> Set task: Using the listing below, extract each line that has the word "this" in it.

> Provided information:
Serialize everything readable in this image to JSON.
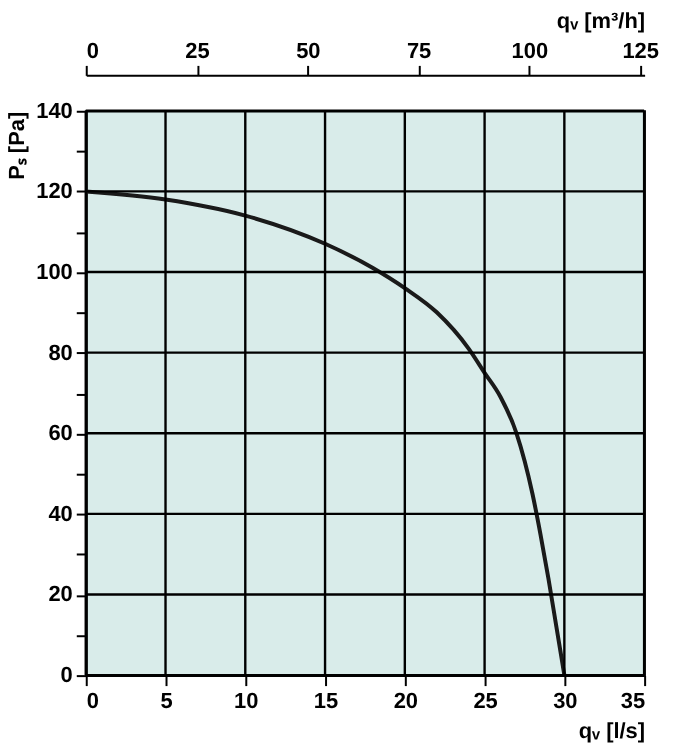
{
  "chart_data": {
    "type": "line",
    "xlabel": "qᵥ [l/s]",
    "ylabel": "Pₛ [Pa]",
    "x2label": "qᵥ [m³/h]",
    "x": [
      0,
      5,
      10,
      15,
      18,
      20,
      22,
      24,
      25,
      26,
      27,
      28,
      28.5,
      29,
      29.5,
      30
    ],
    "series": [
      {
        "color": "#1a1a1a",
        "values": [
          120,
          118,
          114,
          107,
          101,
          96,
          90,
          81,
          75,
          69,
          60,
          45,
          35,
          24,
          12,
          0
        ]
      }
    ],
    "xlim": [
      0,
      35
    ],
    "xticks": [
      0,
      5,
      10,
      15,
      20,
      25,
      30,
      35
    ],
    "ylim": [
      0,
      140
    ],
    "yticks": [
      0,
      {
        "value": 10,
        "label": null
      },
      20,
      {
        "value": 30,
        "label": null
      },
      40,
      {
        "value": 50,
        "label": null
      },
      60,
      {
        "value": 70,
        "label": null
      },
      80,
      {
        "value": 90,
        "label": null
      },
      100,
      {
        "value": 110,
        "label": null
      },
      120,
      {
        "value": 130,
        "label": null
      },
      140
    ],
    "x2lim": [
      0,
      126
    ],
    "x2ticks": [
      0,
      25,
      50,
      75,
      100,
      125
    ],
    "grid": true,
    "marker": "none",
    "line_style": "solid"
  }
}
...
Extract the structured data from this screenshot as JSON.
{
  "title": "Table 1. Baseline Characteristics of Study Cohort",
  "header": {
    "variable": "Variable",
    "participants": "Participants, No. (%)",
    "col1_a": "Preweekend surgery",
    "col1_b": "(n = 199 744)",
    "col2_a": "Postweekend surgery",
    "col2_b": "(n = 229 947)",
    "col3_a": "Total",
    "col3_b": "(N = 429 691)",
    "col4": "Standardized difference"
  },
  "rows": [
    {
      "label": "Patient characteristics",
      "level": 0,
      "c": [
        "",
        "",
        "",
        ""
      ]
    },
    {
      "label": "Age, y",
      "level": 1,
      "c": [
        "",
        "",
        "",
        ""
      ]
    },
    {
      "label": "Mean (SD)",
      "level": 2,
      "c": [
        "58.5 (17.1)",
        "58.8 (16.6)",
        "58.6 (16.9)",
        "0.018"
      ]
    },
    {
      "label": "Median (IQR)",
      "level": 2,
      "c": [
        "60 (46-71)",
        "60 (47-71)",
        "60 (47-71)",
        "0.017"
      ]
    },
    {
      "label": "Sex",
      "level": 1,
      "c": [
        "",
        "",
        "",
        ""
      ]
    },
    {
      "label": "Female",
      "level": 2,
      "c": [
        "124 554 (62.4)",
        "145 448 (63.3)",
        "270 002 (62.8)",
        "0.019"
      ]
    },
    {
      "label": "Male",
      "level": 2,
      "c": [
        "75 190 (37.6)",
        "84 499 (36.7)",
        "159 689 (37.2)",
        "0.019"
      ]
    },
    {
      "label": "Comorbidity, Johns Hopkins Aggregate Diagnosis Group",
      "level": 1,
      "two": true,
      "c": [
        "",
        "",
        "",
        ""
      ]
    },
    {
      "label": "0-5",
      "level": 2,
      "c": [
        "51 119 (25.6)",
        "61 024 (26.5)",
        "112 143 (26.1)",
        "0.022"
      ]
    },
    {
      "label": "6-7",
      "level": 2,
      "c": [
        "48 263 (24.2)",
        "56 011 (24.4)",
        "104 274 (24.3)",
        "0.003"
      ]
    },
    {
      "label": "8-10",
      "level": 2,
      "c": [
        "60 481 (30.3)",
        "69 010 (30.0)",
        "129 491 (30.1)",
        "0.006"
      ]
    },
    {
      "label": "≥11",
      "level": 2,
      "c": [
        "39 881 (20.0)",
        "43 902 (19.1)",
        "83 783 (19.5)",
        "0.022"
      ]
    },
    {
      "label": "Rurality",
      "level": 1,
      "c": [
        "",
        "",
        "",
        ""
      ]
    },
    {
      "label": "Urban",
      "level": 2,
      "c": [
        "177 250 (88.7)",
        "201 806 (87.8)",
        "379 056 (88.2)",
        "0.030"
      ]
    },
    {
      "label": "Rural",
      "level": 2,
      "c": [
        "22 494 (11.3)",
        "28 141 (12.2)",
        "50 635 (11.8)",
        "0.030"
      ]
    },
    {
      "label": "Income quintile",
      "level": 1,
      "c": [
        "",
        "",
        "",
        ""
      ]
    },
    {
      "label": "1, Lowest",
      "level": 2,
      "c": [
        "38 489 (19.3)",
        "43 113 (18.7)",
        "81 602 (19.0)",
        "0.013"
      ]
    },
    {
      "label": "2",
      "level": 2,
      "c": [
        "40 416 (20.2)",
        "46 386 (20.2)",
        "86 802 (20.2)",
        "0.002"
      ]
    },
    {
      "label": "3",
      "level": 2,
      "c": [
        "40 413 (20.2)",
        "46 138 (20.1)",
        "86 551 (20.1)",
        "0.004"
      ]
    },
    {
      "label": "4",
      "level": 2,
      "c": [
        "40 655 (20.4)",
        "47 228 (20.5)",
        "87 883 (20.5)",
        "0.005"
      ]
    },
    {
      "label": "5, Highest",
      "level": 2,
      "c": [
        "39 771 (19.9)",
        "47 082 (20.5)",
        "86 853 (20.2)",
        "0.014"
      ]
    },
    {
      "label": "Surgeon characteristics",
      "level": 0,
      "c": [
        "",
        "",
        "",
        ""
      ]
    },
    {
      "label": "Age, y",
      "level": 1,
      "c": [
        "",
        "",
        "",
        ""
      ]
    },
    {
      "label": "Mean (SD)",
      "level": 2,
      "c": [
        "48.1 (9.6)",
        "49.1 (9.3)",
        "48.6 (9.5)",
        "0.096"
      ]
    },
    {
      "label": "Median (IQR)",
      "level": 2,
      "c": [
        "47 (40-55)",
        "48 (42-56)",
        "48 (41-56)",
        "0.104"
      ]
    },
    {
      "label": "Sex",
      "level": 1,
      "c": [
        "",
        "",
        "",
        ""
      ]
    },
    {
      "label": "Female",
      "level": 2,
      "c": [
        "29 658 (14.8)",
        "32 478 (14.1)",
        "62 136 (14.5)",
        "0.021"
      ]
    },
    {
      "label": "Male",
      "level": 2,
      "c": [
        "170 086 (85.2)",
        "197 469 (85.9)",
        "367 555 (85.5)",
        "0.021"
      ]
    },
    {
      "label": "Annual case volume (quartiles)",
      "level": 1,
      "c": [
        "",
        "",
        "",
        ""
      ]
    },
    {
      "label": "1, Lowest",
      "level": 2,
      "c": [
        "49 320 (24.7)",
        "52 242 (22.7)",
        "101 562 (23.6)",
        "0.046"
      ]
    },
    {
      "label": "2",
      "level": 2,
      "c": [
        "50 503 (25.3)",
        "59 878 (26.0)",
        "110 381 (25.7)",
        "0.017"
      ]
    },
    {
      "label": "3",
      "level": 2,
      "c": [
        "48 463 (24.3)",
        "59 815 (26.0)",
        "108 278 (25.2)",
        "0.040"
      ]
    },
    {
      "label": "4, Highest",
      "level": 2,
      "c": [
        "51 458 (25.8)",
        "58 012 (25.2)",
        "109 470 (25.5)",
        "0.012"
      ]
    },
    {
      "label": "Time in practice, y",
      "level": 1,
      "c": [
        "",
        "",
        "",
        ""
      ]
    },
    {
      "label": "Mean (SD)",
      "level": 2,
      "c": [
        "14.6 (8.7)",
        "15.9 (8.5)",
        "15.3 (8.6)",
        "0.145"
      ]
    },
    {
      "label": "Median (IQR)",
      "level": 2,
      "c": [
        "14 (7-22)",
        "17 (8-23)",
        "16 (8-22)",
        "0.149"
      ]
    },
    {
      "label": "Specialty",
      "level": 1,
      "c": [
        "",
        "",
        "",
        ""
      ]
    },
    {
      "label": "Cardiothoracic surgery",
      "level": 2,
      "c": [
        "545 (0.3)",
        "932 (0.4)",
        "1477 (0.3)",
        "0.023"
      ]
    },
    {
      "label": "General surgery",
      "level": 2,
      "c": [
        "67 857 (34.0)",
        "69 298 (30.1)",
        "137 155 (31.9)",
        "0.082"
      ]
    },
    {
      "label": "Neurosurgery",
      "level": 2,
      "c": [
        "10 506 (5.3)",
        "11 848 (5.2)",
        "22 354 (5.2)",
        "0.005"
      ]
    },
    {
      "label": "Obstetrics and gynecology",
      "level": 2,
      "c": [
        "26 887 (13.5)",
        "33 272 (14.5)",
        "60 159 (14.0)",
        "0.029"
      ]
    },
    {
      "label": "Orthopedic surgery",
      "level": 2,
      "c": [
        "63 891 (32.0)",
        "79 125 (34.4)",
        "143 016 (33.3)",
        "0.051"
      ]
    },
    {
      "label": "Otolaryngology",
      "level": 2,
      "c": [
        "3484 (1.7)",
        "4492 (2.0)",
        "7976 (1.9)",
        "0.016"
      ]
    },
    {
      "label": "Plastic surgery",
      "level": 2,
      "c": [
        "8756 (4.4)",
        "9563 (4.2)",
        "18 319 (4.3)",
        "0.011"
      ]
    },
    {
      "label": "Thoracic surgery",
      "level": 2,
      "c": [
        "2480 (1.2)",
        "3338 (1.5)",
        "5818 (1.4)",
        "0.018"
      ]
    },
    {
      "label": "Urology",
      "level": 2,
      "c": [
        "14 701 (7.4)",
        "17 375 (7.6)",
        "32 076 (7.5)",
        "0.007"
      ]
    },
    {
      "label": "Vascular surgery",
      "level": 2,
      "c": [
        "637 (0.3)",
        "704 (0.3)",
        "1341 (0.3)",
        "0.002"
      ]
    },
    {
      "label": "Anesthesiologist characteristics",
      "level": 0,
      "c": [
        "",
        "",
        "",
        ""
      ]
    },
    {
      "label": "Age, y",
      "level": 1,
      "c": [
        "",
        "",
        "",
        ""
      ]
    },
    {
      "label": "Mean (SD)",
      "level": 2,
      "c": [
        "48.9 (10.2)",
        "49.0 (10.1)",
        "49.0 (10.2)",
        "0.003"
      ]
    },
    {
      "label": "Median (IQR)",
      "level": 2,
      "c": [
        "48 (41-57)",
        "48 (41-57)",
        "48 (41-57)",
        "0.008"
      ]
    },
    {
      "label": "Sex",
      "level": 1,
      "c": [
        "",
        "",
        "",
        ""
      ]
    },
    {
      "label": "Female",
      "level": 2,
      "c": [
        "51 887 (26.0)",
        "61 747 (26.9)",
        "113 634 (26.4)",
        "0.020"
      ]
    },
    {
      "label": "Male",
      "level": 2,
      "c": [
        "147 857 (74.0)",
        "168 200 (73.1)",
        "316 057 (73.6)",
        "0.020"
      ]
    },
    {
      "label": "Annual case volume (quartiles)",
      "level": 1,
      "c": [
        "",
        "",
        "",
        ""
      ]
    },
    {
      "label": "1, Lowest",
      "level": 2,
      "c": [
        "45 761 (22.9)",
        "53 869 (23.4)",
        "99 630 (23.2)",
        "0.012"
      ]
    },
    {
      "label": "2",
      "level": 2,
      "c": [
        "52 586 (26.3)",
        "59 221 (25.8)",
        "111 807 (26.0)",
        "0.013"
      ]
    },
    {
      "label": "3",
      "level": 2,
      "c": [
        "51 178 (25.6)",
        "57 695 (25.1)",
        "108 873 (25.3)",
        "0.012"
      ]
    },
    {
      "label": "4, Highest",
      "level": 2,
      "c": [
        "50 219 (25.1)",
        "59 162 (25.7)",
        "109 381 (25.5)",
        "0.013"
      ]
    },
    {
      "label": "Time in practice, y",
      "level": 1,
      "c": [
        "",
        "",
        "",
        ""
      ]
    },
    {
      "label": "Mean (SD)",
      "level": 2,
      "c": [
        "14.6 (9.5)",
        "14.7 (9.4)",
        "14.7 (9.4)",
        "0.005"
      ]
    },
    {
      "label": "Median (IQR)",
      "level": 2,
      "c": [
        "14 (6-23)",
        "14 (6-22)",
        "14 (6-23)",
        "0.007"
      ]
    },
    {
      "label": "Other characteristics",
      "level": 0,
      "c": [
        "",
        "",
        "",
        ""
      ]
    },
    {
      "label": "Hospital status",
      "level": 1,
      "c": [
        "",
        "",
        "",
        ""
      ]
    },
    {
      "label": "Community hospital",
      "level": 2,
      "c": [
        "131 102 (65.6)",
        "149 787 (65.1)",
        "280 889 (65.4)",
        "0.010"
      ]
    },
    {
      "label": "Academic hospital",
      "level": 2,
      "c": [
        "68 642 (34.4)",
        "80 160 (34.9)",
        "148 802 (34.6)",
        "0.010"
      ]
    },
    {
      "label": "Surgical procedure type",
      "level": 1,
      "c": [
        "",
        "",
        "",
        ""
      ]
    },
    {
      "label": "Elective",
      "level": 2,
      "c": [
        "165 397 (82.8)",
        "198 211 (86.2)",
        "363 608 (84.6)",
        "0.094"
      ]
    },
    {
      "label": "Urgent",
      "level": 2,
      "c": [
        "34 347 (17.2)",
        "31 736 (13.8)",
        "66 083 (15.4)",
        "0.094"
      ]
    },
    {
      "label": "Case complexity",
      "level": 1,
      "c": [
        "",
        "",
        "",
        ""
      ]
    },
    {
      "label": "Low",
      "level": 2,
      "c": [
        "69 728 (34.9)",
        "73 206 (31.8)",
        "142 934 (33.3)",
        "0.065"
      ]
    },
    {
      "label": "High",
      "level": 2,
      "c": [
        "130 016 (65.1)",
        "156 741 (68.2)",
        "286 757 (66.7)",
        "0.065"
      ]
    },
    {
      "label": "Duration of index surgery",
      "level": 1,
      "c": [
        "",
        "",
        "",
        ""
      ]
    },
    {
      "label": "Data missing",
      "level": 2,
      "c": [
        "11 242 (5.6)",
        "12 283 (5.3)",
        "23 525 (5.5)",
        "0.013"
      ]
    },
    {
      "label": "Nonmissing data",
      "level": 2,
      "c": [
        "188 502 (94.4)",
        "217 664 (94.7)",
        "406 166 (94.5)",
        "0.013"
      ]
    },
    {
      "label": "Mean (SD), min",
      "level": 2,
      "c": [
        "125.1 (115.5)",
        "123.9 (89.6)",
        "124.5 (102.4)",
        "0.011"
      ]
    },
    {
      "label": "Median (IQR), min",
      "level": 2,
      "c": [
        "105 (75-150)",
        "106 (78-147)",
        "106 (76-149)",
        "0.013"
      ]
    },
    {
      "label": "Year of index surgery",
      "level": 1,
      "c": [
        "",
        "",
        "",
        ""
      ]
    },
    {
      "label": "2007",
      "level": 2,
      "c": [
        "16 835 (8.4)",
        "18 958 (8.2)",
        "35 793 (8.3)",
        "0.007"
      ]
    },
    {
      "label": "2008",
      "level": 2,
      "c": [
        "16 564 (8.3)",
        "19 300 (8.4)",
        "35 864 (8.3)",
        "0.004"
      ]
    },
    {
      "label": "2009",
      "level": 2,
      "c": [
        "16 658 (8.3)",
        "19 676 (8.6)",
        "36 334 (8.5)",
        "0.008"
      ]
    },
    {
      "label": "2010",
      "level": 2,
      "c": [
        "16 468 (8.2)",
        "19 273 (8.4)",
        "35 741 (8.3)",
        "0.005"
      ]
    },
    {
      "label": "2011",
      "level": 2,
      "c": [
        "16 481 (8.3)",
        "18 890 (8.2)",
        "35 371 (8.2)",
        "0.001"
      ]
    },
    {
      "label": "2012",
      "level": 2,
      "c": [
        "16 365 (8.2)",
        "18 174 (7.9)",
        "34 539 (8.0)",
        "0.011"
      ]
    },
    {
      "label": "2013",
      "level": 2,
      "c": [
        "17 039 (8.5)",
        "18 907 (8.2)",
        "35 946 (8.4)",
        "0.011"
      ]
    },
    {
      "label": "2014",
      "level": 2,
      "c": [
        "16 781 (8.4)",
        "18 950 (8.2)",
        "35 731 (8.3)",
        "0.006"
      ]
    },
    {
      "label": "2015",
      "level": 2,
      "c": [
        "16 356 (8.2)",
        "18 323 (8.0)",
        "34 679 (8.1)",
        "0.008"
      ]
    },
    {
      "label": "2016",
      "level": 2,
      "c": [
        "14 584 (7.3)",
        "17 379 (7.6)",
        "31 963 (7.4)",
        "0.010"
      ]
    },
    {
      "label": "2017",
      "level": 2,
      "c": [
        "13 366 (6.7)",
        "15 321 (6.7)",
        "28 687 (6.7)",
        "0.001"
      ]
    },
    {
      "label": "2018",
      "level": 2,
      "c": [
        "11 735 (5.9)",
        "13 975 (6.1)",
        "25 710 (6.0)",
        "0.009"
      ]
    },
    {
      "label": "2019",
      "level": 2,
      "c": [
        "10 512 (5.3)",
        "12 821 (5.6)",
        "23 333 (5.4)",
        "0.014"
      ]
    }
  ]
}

> Finished exercise:
Serialize everything readable in this image to JSON.
Extract the structured data from this screenshot as JSON.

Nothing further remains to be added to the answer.